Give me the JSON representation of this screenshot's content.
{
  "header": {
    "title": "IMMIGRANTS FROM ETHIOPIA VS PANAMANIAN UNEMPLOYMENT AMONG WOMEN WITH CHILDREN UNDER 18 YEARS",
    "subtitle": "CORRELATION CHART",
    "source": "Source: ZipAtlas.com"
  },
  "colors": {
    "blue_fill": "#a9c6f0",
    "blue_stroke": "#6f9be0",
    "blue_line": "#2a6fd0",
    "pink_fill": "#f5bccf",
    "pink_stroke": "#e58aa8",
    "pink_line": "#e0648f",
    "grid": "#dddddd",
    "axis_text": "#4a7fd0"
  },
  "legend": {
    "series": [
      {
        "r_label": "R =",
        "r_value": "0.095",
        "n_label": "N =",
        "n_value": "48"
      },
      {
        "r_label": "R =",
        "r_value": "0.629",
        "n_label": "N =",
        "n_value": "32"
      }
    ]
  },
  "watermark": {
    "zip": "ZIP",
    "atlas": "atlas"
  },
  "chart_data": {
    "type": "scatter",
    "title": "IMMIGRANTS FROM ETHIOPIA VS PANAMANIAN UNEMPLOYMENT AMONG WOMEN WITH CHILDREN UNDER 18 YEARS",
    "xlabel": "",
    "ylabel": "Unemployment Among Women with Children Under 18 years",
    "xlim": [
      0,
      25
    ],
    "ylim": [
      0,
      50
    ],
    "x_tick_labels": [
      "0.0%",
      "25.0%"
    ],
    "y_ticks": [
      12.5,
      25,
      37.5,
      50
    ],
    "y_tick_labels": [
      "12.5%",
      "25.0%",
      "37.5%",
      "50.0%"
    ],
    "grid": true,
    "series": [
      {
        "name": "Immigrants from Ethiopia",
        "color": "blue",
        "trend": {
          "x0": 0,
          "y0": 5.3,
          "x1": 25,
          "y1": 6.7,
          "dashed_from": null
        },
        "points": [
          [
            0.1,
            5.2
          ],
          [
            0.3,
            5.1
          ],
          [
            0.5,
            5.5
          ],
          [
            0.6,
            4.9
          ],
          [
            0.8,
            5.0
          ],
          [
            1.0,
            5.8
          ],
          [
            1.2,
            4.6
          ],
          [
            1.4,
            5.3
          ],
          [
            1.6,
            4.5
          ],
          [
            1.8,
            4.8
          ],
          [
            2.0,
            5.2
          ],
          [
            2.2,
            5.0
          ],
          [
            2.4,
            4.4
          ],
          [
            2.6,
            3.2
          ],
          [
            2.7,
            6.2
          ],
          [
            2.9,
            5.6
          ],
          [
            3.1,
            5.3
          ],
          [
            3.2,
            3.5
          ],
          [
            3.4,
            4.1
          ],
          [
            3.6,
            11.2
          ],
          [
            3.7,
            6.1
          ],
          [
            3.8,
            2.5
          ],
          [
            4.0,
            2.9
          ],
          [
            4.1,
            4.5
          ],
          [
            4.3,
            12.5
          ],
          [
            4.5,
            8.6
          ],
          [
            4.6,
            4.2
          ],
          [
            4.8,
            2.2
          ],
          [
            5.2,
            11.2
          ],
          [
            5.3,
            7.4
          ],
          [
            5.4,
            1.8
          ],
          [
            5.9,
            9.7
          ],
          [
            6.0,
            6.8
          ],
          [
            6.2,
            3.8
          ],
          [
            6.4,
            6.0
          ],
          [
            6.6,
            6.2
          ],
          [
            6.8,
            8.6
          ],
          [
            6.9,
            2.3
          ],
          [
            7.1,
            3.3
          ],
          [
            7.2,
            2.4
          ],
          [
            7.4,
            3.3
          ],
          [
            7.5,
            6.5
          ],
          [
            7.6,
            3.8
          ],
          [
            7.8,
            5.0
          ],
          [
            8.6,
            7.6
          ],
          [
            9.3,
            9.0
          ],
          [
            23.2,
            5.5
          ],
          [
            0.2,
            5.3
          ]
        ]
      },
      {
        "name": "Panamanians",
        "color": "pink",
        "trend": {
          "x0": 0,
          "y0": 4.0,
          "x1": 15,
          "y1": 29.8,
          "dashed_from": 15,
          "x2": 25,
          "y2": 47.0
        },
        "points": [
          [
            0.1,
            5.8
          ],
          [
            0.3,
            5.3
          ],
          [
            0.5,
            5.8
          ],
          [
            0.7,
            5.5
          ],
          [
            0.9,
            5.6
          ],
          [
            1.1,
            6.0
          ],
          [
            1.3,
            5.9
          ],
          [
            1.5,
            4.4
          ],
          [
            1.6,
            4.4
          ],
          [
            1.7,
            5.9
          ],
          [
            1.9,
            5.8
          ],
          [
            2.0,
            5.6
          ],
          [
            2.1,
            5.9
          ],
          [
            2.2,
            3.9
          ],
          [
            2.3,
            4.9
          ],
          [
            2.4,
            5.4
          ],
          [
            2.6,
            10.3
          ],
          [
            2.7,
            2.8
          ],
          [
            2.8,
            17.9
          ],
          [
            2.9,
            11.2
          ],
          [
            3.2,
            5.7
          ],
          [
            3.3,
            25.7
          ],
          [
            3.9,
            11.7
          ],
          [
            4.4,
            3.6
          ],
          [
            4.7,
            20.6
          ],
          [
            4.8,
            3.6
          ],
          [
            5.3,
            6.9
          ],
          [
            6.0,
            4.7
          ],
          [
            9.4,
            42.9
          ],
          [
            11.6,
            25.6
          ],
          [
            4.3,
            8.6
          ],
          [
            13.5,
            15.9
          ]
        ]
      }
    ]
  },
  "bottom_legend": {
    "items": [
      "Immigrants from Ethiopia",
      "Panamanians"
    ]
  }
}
━━━━━━
▶ [BRIEF] Repeat the material above in full, exactly as it stands.

▶ [ANSWER TO THIS TASK]
Give me the JSON representation of this screenshot's content.
{
  "header": {
    "title": "IMMIGRANTS FROM ETHIOPIA VS PANAMANIAN UNEMPLOYMENT AMONG WOMEN WITH CHILDREN UNDER 18 YEARS",
    "subtitle": "CORRELATION CHART",
    "source": "Source: ZipAtlas.com"
  },
  "colors": {
    "blue_fill": "#a9c6f0",
    "blue_stroke": "#6f9be0",
    "blue_line": "#2a6fd0",
    "pink_fill": "#f5bccf",
    "pink_stroke": "#e58aa8",
    "pink_line": "#e0648f",
    "grid": "#dddddd",
    "axis_text": "#4a7fd0"
  },
  "legend": {
    "series": [
      {
        "r_label": "R =",
        "r_value": "0.095",
        "n_label": "N =",
        "n_value": "48"
      },
      {
        "r_label": "R =",
        "r_value": "0.629",
        "n_label": "N =",
        "n_value": "32"
      }
    ]
  },
  "watermark": {
    "zip": "ZIP",
    "atlas": "atlas"
  },
  "chart_data": {
    "type": "scatter",
    "title": "IMMIGRANTS FROM ETHIOPIA VS PANAMANIAN UNEMPLOYMENT AMONG WOMEN WITH CHILDREN UNDER 18 YEARS",
    "xlabel": "",
    "ylabel": "Unemployment Among Women with Children Under 18 years",
    "xlim": [
      0,
      25
    ],
    "ylim": [
      0,
      50
    ],
    "x_tick_labels": [
      "0.0%",
      "25.0%"
    ],
    "y_ticks": [
      12.5,
      25,
      37.5,
      50
    ],
    "y_tick_labels": [
      "12.5%",
      "25.0%",
      "37.5%",
      "50.0%"
    ],
    "grid": true,
    "series": [
      {
        "name": "Immigrants from Ethiopia",
        "color": "blue",
        "trend": {
          "x0": 0,
          "y0": 5.3,
          "x1": 25,
          "y1": 6.7,
          "dashed_from": null
        },
        "points": [
          [
            0.1,
            5.2
          ],
          [
            0.3,
            5.1
          ],
          [
            0.5,
            5.5
          ],
          [
            0.6,
            4.9
          ],
          [
            0.8,
            5.0
          ],
          [
            1.0,
            5.8
          ],
          [
            1.2,
            4.6
          ],
          [
            1.4,
            5.3
          ],
          [
            1.6,
            4.5
          ],
          [
            1.8,
            4.8
          ],
          [
            2.0,
            5.2
          ],
          [
            2.2,
            5.0
          ],
          [
            2.4,
            4.4
          ],
          [
            2.6,
            3.2
          ],
          [
            2.7,
            6.2
          ],
          [
            2.9,
            5.6
          ],
          [
            3.1,
            5.3
          ],
          [
            3.2,
            3.5
          ],
          [
            3.4,
            4.1
          ],
          [
            3.6,
            11.2
          ],
          [
            3.7,
            6.1
          ],
          [
            3.8,
            2.5
          ],
          [
            4.0,
            2.9
          ],
          [
            4.1,
            4.5
          ],
          [
            4.3,
            12.5
          ],
          [
            4.5,
            8.6
          ],
          [
            4.6,
            4.2
          ],
          [
            4.8,
            2.2
          ],
          [
            5.2,
            11.2
          ],
          [
            5.3,
            7.4
          ],
          [
            5.4,
            1.8
          ],
          [
            5.9,
            9.7
          ],
          [
            6.0,
            6.8
          ],
          [
            6.2,
            3.8
          ],
          [
            6.4,
            6.0
          ],
          [
            6.6,
            6.2
          ],
          [
            6.8,
            8.6
          ],
          [
            6.9,
            2.3
          ],
          [
            7.1,
            3.3
          ],
          [
            7.2,
            2.4
          ],
          [
            7.4,
            3.3
          ],
          [
            7.5,
            6.5
          ],
          [
            7.6,
            3.8
          ],
          [
            7.8,
            5.0
          ],
          [
            8.6,
            7.6
          ],
          [
            9.3,
            9.0
          ],
          [
            23.2,
            5.5
          ],
          [
            0.2,
            5.3
          ]
        ]
      },
      {
        "name": "Panamanians",
        "color": "pink",
        "trend": {
          "x0": 0,
          "y0": 4.0,
          "x1": 15,
          "y1": 29.8,
          "dashed_from": 15,
          "x2": 25,
          "y2": 47.0
        },
        "points": [
          [
            0.1,
            5.8
          ],
          [
            0.3,
            5.3
          ],
          [
            0.5,
            5.8
          ],
          [
            0.7,
            5.5
          ],
          [
            0.9,
            5.6
          ],
          [
            1.1,
            6.0
          ],
          [
            1.3,
            5.9
          ],
          [
            1.5,
            4.4
          ],
          [
            1.6,
            4.4
          ],
          [
            1.7,
            5.9
          ],
          [
            1.9,
            5.8
          ],
          [
            2.0,
            5.6
          ],
          [
            2.1,
            5.9
          ],
          [
            2.2,
            3.9
          ],
          [
            2.3,
            4.9
          ],
          [
            2.4,
            5.4
          ],
          [
            2.6,
            10.3
          ],
          [
            2.7,
            2.8
          ],
          [
            2.8,
            17.9
          ],
          [
            2.9,
            11.2
          ],
          [
            3.2,
            5.7
          ],
          [
            3.3,
            25.7
          ],
          [
            3.9,
            11.7
          ],
          [
            4.4,
            3.6
          ],
          [
            4.7,
            20.6
          ],
          [
            4.8,
            3.6
          ],
          [
            5.3,
            6.9
          ],
          [
            6.0,
            4.7
          ],
          [
            9.4,
            42.9
          ],
          [
            11.6,
            25.6
          ],
          [
            4.3,
            8.6
          ],
          [
            13.5,
            15.9
          ]
        ]
      }
    ]
  },
  "bottom_legend": {
    "items": [
      "Immigrants from Ethiopia",
      "Panamanians"
    ]
  }
}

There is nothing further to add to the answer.